:: TASK DETAILS ::
Print the records below exactly as they appear.

** Begin EXERCISE MATERIALS **

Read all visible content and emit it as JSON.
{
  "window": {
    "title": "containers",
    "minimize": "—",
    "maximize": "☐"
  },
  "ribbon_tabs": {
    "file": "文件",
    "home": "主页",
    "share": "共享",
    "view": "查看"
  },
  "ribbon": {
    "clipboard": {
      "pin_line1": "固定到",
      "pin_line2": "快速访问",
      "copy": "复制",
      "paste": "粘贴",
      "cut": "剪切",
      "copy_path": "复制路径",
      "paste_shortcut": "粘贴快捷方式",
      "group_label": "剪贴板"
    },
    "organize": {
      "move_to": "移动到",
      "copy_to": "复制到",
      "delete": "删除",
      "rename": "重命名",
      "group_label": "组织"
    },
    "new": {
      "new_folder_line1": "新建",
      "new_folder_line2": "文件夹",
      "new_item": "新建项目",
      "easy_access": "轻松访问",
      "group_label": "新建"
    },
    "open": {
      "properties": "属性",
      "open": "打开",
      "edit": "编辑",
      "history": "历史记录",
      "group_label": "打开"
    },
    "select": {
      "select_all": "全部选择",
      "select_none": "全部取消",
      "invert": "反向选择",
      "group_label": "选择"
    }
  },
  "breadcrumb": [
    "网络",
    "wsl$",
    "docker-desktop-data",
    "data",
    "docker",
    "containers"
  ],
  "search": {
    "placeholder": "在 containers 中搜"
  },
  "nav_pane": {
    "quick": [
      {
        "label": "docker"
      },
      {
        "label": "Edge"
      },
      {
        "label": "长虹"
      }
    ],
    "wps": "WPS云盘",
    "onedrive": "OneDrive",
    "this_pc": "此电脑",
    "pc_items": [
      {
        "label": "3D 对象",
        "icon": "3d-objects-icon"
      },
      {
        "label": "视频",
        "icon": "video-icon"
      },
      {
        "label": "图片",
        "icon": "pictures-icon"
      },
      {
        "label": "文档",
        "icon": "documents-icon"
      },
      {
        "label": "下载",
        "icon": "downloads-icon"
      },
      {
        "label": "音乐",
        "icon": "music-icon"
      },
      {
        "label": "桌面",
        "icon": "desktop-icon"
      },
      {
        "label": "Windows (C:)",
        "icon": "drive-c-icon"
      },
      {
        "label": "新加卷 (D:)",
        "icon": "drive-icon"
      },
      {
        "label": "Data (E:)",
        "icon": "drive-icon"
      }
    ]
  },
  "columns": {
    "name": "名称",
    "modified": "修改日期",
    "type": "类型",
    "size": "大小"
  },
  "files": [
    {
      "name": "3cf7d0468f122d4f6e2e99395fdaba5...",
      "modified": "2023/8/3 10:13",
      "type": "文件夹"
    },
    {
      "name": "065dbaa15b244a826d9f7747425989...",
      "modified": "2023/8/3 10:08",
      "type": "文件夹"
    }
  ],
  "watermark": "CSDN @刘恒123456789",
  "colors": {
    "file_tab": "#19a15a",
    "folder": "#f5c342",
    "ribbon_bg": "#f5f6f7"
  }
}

** End EXERCISE MATERIALS **

:: RIGHT ANSWER ::
Read all visible content and emit it as JSON.
{
  "window": {
    "title": "containers",
    "minimize": "—",
    "maximize": "☐"
  },
  "ribbon_tabs": {
    "file": "文件",
    "home": "主页",
    "share": "共享",
    "view": "查看"
  },
  "ribbon": {
    "clipboard": {
      "pin_line1": "固定到",
      "pin_line2": "快速访问",
      "copy": "复制",
      "paste": "粘贴",
      "cut": "剪切",
      "copy_path": "复制路径",
      "paste_shortcut": "粘贴快捷方式",
      "group_label": "剪贴板"
    },
    "organize": {
      "move_to": "移动到",
      "copy_to": "复制到",
      "delete": "删除",
      "rename": "重命名",
      "group_label": "组织"
    },
    "new": {
      "new_folder_line1": "新建",
      "new_folder_line2": "文件夹",
      "new_item": "新建项目",
      "easy_access": "轻松访问",
      "group_label": "新建"
    },
    "open": {
      "properties": "属性",
      "open": "打开",
      "edit": "编辑",
      "history": "历史记录",
      "group_label": "打开"
    },
    "select": {
      "select_all": "全部选择",
      "select_none": "全部取消",
      "invert": "反向选择",
      "group_label": "选择"
    }
  },
  "breadcrumb": [
    "网络",
    "wsl$",
    "docker-desktop-data",
    "data",
    "docker",
    "containers"
  ],
  "search": {
    "placeholder": "在 containers 中搜"
  },
  "nav_pane": {
    "quick": [
      {
        "label": "docker"
      },
      {
        "label": "Edge"
      },
      {
        "label": "长虹"
      }
    ],
    "wps": "WPS云盘",
    "onedrive": "OneDrive",
    "this_pc": "此电脑",
    "pc_items": [
      {
        "label": "3D 对象",
        "icon": "3d-objects-icon"
      },
      {
        "label": "视频",
        "icon": "video-icon"
      },
      {
        "label": "图片",
        "icon": "pictures-icon"
      },
      {
        "label": "文档",
        "icon": "documents-icon"
      },
      {
        "label": "下载",
        "icon": "downloads-icon"
      },
      {
        "label": "音乐",
        "icon": "music-icon"
      },
      {
        "label": "桌面",
        "icon": "desktop-icon"
      },
      {
        "label": "Windows (C:)",
        "icon": "drive-c-icon"
      },
      {
        "label": "新加卷 (D:)",
        "icon": "drive-icon"
      },
      {
        "label": "Data (E:)",
        "icon": "drive-icon"
      }
    ]
  },
  "columns": {
    "name": "名称",
    "modified": "修改日期",
    "type": "类型",
    "size": "大小"
  },
  "files": [
    {
      "name": "3cf7d0468f122d4f6e2e99395fdaba5...",
      "modified": "2023/8/3 10:13",
      "type": "文件夹"
    },
    {
      "name": "065dbaa15b244a826d9f7747425989...",
      "modified": "2023/8/3 10:08",
      "type": "文件夹"
    }
  ],
  "watermark": "CSDN @刘恒123456789",
  "colors": {
    "file_tab": "#19a15a",
    "folder": "#f5c342",
    "ribbon_bg": "#f5f6f7"
  }
}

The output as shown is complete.